| Exercise task |
Repeat the records below exactly as they appear.

| Input for this task |
⁂

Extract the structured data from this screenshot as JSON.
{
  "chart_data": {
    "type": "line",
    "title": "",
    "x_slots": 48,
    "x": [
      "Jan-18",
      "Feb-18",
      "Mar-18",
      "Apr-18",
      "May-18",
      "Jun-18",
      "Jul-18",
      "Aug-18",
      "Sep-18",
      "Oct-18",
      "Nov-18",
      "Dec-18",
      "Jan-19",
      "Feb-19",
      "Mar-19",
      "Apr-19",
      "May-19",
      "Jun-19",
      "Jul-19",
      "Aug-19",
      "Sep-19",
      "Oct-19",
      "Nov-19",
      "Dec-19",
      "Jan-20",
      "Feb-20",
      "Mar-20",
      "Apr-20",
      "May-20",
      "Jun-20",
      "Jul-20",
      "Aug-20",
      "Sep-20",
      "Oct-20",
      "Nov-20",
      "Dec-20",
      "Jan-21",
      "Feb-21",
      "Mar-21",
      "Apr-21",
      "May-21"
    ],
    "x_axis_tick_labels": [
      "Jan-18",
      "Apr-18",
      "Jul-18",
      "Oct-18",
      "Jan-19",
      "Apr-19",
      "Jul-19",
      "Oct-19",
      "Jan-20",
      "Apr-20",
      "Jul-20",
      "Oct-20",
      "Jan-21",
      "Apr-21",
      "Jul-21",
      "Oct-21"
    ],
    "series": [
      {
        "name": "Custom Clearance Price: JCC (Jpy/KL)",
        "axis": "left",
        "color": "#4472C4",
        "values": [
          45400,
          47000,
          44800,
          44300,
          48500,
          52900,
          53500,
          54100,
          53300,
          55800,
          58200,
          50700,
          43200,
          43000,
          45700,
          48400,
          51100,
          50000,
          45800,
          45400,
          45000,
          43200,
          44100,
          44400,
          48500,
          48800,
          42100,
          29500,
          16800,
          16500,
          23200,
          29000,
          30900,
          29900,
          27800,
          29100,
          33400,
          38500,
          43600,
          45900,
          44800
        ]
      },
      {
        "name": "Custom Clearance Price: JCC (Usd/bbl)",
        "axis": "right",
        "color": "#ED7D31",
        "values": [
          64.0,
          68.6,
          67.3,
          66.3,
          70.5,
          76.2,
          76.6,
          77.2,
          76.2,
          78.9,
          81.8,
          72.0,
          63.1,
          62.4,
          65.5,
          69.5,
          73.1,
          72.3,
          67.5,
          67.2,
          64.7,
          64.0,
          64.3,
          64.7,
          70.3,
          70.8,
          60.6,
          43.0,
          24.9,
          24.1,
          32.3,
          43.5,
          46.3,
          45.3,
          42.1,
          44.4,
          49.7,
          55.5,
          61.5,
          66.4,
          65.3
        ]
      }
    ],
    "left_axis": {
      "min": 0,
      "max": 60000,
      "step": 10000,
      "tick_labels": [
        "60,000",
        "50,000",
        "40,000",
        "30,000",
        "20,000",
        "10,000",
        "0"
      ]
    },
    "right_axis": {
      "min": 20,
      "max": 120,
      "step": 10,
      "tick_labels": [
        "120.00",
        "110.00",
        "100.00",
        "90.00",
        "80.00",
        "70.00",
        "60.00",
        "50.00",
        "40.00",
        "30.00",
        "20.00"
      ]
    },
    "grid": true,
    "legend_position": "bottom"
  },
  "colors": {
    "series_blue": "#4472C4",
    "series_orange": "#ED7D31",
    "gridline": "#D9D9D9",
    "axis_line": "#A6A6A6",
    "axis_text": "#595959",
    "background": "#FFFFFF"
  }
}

⁂

| The response |
Extract the structured data from this screenshot as JSON.
{
  "chart_data": {
    "type": "line",
    "title": "",
    "x_slots": 48,
    "x": [
      "Jan-18",
      "Feb-18",
      "Mar-18",
      "Apr-18",
      "May-18",
      "Jun-18",
      "Jul-18",
      "Aug-18",
      "Sep-18",
      "Oct-18",
      "Nov-18",
      "Dec-18",
      "Jan-19",
      "Feb-19",
      "Mar-19",
      "Apr-19",
      "May-19",
      "Jun-19",
      "Jul-19",
      "Aug-19",
      "Sep-19",
      "Oct-19",
      "Nov-19",
      "Dec-19",
      "Jan-20",
      "Feb-20",
      "Mar-20",
      "Apr-20",
      "May-20",
      "Jun-20",
      "Jul-20",
      "Aug-20",
      "Sep-20",
      "Oct-20",
      "Nov-20",
      "Dec-20",
      "Jan-21",
      "Feb-21",
      "Mar-21",
      "Apr-21",
      "May-21"
    ],
    "x_axis_tick_labels": [
      "Jan-18",
      "Apr-18",
      "Jul-18",
      "Oct-18",
      "Jan-19",
      "Apr-19",
      "Jul-19",
      "Oct-19",
      "Jan-20",
      "Apr-20",
      "Jul-20",
      "Oct-20",
      "Jan-21",
      "Apr-21",
      "Jul-21",
      "Oct-21"
    ],
    "series": [
      {
        "name": "Custom Clearance Price: JCC (Jpy/KL)",
        "axis": "left",
        "color": "#4472C4",
        "values": [
          45400,
          47000,
          44800,
          44300,
          48500,
          52900,
          53500,
          54100,
          53300,
          55800,
          58200,
          50700,
          43200,
          43000,
          45700,
          48400,
          51100,
          50000,
          45800,
          45400,
          45000,
          43200,
          44100,
          44400,
          48500,
          48800,
          42100,
          29500,
          16800,
          16500,
          23200,
          29000,
          30900,
          29900,
          27800,
          29100,
          33400,
          38500,
          43600,
          45900,
          44800
        ]
      },
      {
        "name": "Custom Clearance Price: JCC (Usd/bbl)",
        "axis": "right",
        "color": "#ED7D31",
        "values": [
          64.0,
          68.6,
          67.3,
          66.3,
          70.5,
          76.2,
          76.6,
          77.2,
          76.2,
          78.9,
          81.8,
          72.0,
          63.1,
          62.4,
          65.5,
          69.5,
          73.1,
          72.3,
          67.5,
          67.2,
          64.7,
          64.0,
          64.3,
          64.7,
          70.3,
          70.8,
          60.6,
          43.0,
          24.9,
          24.1,
          32.3,
          43.5,
          46.3,
          45.3,
          42.1,
          44.4,
          49.7,
          55.5,
          61.5,
          66.4,
          65.3
        ]
      }
    ],
    "left_axis": {
      "min": 0,
      "max": 60000,
      "step": 10000,
      "tick_labels": [
        "60,000",
        "50,000",
        "40,000",
        "30,000",
        "20,000",
        "10,000",
        "0"
      ]
    },
    "right_axis": {
      "min": 20,
      "max": 120,
      "step": 10,
      "tick_labels": [
        "120.00",
        "110.00",
        "100.00",
        "90.00",
        "80.00",
        "70.00",
        "60.00",
        "50.00",
        "40.00",
        "30.00",
        "20.00"
      ]
    },
    "grid": true,
    "legend_position": "bottom"
  },
  "colors": {
    "series_blue": "#4472C4",
    "series_orange": "#ED7D31",
    "gridline": "#D9D9D9",
    "axis_line": "#A6A6A6",
    "axis_text": "#595959",
    "background": "#FFFFFF"
  }
}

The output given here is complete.